======== Information supplied ========

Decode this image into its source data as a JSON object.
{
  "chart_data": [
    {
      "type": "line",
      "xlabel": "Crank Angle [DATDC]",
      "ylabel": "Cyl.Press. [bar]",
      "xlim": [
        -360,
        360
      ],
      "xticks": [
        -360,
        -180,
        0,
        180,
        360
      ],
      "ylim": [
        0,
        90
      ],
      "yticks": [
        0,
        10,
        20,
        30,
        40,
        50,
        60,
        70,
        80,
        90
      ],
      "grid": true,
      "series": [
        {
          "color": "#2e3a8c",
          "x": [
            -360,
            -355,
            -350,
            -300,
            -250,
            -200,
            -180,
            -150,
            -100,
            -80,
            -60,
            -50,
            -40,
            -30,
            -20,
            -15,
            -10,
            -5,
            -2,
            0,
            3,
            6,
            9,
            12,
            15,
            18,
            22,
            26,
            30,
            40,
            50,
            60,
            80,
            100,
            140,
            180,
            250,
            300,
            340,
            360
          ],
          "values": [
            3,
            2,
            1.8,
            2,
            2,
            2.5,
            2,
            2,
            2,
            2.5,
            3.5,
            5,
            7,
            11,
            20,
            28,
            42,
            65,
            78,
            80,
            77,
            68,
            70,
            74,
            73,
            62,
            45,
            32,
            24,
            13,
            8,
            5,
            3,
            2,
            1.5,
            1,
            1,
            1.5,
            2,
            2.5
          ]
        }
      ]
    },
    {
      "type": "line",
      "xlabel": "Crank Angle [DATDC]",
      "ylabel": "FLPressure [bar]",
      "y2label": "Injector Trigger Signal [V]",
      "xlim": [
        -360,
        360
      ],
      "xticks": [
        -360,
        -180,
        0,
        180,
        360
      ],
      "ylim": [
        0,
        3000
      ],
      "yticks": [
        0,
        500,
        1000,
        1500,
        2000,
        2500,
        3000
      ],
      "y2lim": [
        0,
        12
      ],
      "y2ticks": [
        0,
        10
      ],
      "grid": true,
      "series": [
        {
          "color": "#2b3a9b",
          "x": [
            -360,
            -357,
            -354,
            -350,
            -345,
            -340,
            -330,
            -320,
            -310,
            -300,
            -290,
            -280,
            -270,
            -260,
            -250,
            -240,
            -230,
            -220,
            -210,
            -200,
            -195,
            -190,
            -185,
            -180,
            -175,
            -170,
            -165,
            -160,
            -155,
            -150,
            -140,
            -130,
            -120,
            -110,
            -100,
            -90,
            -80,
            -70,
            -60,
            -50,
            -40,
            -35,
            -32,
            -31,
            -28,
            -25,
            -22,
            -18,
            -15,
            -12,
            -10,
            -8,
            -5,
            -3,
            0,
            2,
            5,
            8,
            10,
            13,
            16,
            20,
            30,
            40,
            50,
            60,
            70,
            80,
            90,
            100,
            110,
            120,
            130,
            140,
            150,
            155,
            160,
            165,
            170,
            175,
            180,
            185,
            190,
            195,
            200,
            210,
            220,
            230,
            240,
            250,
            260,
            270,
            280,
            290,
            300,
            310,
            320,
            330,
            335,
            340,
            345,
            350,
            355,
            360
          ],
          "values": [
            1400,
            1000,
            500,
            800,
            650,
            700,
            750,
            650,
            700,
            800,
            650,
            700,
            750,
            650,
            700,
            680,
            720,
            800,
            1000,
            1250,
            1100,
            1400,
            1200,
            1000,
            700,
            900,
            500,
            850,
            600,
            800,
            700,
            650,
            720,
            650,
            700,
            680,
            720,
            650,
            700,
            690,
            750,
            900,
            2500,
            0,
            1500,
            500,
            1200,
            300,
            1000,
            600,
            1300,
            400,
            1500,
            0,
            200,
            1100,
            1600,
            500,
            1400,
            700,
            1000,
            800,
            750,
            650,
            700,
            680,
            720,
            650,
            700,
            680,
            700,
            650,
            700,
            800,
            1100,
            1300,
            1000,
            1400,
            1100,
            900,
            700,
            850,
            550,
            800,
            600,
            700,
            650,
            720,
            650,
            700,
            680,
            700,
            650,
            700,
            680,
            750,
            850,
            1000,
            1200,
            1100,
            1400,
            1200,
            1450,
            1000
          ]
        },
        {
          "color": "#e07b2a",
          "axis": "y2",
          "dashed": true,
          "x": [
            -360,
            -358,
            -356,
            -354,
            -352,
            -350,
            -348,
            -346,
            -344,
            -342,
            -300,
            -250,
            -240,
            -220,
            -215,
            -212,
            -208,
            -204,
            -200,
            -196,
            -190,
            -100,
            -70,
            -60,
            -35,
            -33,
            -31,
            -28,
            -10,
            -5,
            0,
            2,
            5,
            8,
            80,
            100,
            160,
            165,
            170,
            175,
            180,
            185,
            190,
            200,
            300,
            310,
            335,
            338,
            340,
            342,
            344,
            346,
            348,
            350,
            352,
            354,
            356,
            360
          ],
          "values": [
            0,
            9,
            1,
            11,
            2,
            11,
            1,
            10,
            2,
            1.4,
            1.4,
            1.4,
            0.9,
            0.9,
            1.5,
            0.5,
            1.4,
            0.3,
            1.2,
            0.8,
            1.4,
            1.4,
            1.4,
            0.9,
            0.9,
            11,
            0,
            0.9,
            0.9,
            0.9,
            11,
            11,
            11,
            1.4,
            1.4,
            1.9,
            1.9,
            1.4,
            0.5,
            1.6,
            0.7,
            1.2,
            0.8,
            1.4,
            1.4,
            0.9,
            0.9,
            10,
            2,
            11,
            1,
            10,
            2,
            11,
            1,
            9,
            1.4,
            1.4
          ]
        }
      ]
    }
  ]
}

========

(Directive):
The entries above must be returned exactly.

(Finished exercise):
Decode this image into its source data as a JSON object.
{
  "chart_data": [
    {
      "type": "line",
      "xlabel": "Crank Angle [DATDC]",
      "ylabel": "Cyl.Press. [bar]",
      "xlim": [
        -360,
        360
      ],
      "xticks": [
        -360,
        -180,
        0,
        180,
        360
      ],
      "ylim": [
        0,
        90
      ],
      "yticks": [
        0,
        10,
        20,
        30,
        40,
        50,
        60,
        70,
        80,
        90
      ],
      "grid": true,
      "series": [
        {
          "color": "#2e3a8c",
          "x": [
            -360,
            -355,
            -350,
            -300,
            -250,
            -200,
            -180,
            -150,
            -100,
            -80,
            -60,
            -50,
            -40,
            -30,
            -20,
            -15,
            -10,
            -5,
            -2,
            0,
            3,
            6,
            9,
            12,
            15,
            18,
            22,
            26,
            30,
            40,
            50,
            60,
            80,
            100,
            140,
            180,
            250,
            300,
            340,
            360
          ],
          "values": [
            3,
            2,
            1.8,
            2,
            2,
            2.5,
            2,
            2,
            2,
            2.5,
            3.5,
            5,
            7,
            11,
            20,
            28,
            42,
            65,
            78,
            80,
            77,
            68,
            70,
            74,
            73,
            62,
            45,
            32,
            24,
            13,
            8,
            5,
            3,
            2,
            1.5,
            1,
            1,
            1.5,
            2,
            2.5
          ]
        }
      ]
    },
    {
      "type": "line",
      "xlabel": "Crank Angle [DATDC]",
      "ylabel": "FLPressure [bar]",
      "y2label": "Injector Trigger Signal [V]",
      "xlim": [
        -360,
        360
      ],
      "xticks": [
        -360,
        -180,
        0,
        180,
        360
      ],
      "ylim": [
        0,
        3000
      ],
      "yticks": [
        0,
        500,
        1000,
        1500,
        2000,
        2500,
        3000
      ],
      "y2lim": [
        0,
        12
      ],
      "y2ticks": [
        0,
        10
      ],
      "grid": true,
      "series": [
        {
          "color": "#2b3a9b",
          "x": [
            -360,
            -357,
            -354,
            -350,
            -345,
            -340,
            -330,
            -320,
            -310,
            -300,
            -290,
            -280,
            -270,
            -260,
            -250,
            -240,
            -230,
            -220,
            -210,
            -200,
            -195,
            -190,
            -185,
            -180,
            -175,
            -170,
            -165,
            -160,
            -155,
            -150,
            -140,
            -130,
            -120,
            -110,
            -100,
            -90,
            -80,
            -70,
            -60,
            -50,
            -40,
            -35,
            -32,
            -31,
            -28,
            -25,
            -22,
            -18,
            -15,
            -12,
            -10,
            -8,
            -5,
            -3,
            0,
            2,
            5,
            8,
            10,
            13,
            16,
            20,
            30,
            40,
            50,
            60,
            70,
            80,
            90,
            100,
            110,
            120,
            130,
            140,
            150,
            155,
            160,
            165,
            170,
            175,
            180,
            185,
            190,
            195,
            200,
            210,
            220,
            230,
            240,
            250,
            260,
            270,
            280,
            290,
            300,
            310,
            320,
            330,
            335,
            340,
            345,
            350,
            355,
            360
          ],
          "values": [
            1400,
            1000,
            500,
            800,
            650,
            700,
            750,
            650,
            700,
            800,
            650,
            700,
            750,
            650,
            700,
            680,
            720,
            800,
            1000,
            1250,
            1100,
            1400,
            1200,
            1000,
            700,
            900,
            500,
            850,
            600,
            800,
            700,
            650,
            720,
            650,
            700,
            680,
            720,
            650,
            700,
            690,
            750,
            900,
            2500,
            0,
            1500,
            500,
            1200,
            300,
            1000,
            600,
            1300,
            400,
            1500,
            0,
            200,
            1100,
            1600,
            500,
            1400,
            700,
            1000,
            800,
            750,
            650,
            700,
            680,
            720,
            650,
            700,
            680,
            700,
            650,
            700,
            800,
            1100,
            1300,
            1000,
            1400,
            1100,
            900,
            700,
            850,
            550,
            800,
            600,
            700,
            650,
            720,
            650,
            700,
            680,
            700,
            650,
            700,
            680,
            750,
            850,
            1000,
            1200,
            1100,
            1400,
            1200,
            1450,
            1000
          ]
        },
        {
          "color": "#e07b2a",
          "axis": "y2",
          "dashed": true,
          "x": [
            -360,
            -358,
            -356,
            -354,
            -352,
            -350,
            -348,
            -346,
            -344,
            -342,
            -300,
            -250,
            -240,
            -220,
            -215,
            -212,
            -208,
            -204,
            -200,
            -196,
            -190,
            -100,
            -70,
            -60,
            -35,
            -33,
            -31,
            -28,
            -10,
            -5,
            0,
            2,
            5,
            8,
            80,
            100,
            160,
            165,
            170,
            175,
            180,
            185,
            190,
            200,
            300,
            310,
            335,
            338,
            340,
            342,
            344,
            346,
            348,
            350,
            352,
            354,
            356,
            360
          ],
          "values": [
            0,
            9,
            1,
            11,
            2,
            11,
            1,
            10,
            2,
            1.4,
            1.4,
            1.4,
            0.9,
            0.9,
            1.5,
            0.5,
            1.4,
            0.3,
            1.2,
            0.8,
            1.4,
            1.4,
            1.4,
            0.9,
            0.9,
            11,
            0,
            0.9,
            0.9,
            0.9,
            11,
            11,
            11,
            1.4,
            1.4,
            1.9,
            1.9,
            1.4,
            0.5,
            1.6,
            0.7,
            1.2,
            0.8,
            1.4,
            1.4,
            0.9,
            0.9,
            10,
            2,
            11,
            1,
            10,
            2,
            11,
            1,
            9,
            1.4,
            1.4
          ]
        }
      ]
    }
  ]
}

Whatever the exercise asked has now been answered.